Request
Copy out all of the data exactly as it appears.
┌──
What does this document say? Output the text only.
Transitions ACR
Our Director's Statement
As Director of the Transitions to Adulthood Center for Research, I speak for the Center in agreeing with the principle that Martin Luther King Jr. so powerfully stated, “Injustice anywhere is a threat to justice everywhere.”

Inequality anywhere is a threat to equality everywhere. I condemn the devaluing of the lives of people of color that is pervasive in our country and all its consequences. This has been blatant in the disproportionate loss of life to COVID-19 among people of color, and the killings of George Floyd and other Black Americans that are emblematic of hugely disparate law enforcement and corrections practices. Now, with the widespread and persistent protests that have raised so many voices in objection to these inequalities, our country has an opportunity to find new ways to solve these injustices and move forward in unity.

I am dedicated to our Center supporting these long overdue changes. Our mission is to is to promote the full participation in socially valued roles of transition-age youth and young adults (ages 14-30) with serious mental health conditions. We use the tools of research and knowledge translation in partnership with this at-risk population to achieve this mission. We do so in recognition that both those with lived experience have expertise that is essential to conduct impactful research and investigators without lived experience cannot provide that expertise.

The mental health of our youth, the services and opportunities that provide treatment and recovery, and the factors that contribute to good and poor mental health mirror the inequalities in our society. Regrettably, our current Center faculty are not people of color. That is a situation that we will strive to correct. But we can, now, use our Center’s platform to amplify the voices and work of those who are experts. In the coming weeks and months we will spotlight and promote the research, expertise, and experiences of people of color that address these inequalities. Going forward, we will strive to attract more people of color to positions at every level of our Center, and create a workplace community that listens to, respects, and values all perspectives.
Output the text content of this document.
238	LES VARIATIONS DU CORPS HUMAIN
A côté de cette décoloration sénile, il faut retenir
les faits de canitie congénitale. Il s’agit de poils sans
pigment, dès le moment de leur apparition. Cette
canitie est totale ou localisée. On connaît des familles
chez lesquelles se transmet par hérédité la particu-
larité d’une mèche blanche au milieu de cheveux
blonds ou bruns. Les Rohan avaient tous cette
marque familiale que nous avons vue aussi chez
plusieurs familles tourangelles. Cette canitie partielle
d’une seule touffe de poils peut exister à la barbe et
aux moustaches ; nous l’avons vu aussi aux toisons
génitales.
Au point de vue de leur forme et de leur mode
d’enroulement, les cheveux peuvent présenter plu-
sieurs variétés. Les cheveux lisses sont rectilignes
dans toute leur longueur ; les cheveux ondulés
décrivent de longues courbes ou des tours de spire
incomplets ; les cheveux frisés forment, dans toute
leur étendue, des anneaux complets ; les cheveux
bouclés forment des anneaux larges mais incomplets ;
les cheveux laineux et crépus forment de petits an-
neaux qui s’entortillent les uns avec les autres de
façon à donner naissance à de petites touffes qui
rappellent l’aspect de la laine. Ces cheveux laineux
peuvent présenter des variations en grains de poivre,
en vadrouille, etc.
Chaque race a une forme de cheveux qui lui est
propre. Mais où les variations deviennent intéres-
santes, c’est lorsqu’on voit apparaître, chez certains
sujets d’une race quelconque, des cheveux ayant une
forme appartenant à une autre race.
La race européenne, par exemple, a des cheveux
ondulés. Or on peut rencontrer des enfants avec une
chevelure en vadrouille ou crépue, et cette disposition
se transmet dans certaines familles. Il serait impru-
└──
Output of the task
What does this document say? Output the text only.
Transitions ACR
Our Director's Statement
As Director of the Transitions to Adulthood Center for Research, I speak for the Center in agreeing with the principle that Martin Luther King Jr. so powerfully stated, “Injustice anywhere is a threat to justice everywhere.”

Inequality anywhere is a threat to equality everywhere. I condemn the devaluing of the lives of people of color that is pervasive in our country and all its consequences. This has been blatant in the disproportionate loss of life to COVID-19 among people of color, and the killings of George Floyd and other Black Americans that are emblematic of hugely disparate law enforcement and corrections practices. Now, with the widespread and persistent protests that have raised so many voices in objection to these inequalities, our country has an opportunity to find new ways to solve these injustices and move forward in unity.

I am dedicated to our Center supporting these long overdue changes. Our mission is to is to promote the full participation in socially valued roles of transition-age youth and young adults (ages 14-30) with serious mental health conditions. We use the tools of research and knowledge translation in partnership with this at-risk population to achieve this mission. We do so in recognition that both those with lived experience have expertise that is essential to conduct impactful research and investigators without lived experience cannot provide that expertise.

The mental health of our youth, the services and opportunities that provide treatment and recovery, and the factors that contribute to good and poor mental health mirror the inequalities in our society. Regrettably, our current Center faculty are not people of color. That is a situation that we will strive to correct. But we can, now, use our Center’s platform to amplify the voices and work of those who are experts. In the coming weeks and months we will spotlight and promote the research, expertise, and experiences of people of color that address these inequalities. Going forward, we will strive to attract more people of color to positions at every level of our Center, and create a workplace community that listens to, respects, and values all perspectives.
Output the text content of this document.
238	LES VARIATIONS DU CORPS HUMAIN
A côté de cette décoloration sénile, il faut retenir
les faits de canitie congénitale. Il s’agit de poils sans
pigment, dès le moment de leur apparition. Cette
canitie est totale ou localisée. On connaît des familles
chez lesquelles se transmet par hérédité la particu-
larité d’une mèche blanche au milieu de cheveux
blonds ou bruns. Les Rohan avaient tous cette
marque familiale que nous avons vue aussi chez
plusieurs familles tourangelles. Cette canitie partielle
d’une seule touffe de poils peut exister à la barbe et
aux moustaches ; nous l’avons vu aussi aux toisons
génitales.
Au point de vue de leur forme et de leur mode
d’enroulement, les cheveux peuvent présenter plu-
sieurs variétés. Les cheveux lisses sont rectilignes
dans toute leur longueur ; les cheveux ondulés
décrivent de longues courbes ou des tours de spire
incomplets ; les cheveux frisés forment, dans toute
leur étendue, des anneaux complets ; les cheveux
bouclés forment des anneaux larges mais incomplets ;
les cheveux laineux et crépus forment de petits an-
neaux qui s’entortillent les uns avec les autres de
façon à donner naissance à de petites touffes qui
rappellent l’aspect de la laine. Ces cheveux laineux
peuvent présenter des variations en grains de poivre,
en vadrouille, etc.
Chaque race a une forme de cheveux qui lui est
propre. Mais où les variations deviennent intéres-
santes, c’est lorsqu’on voit apparaître, chez certains
sujets d’une race quelconque, des cheveux ayant une
forme appartenant à une autre race.
La race européenne, par exemple, a des cheveux
ondulés. Or on peut rencontrer des enfants avec une
chevelure en vadrouille ou crépue, et cette disposition
se transmet dans certaines familles. Il serait impru-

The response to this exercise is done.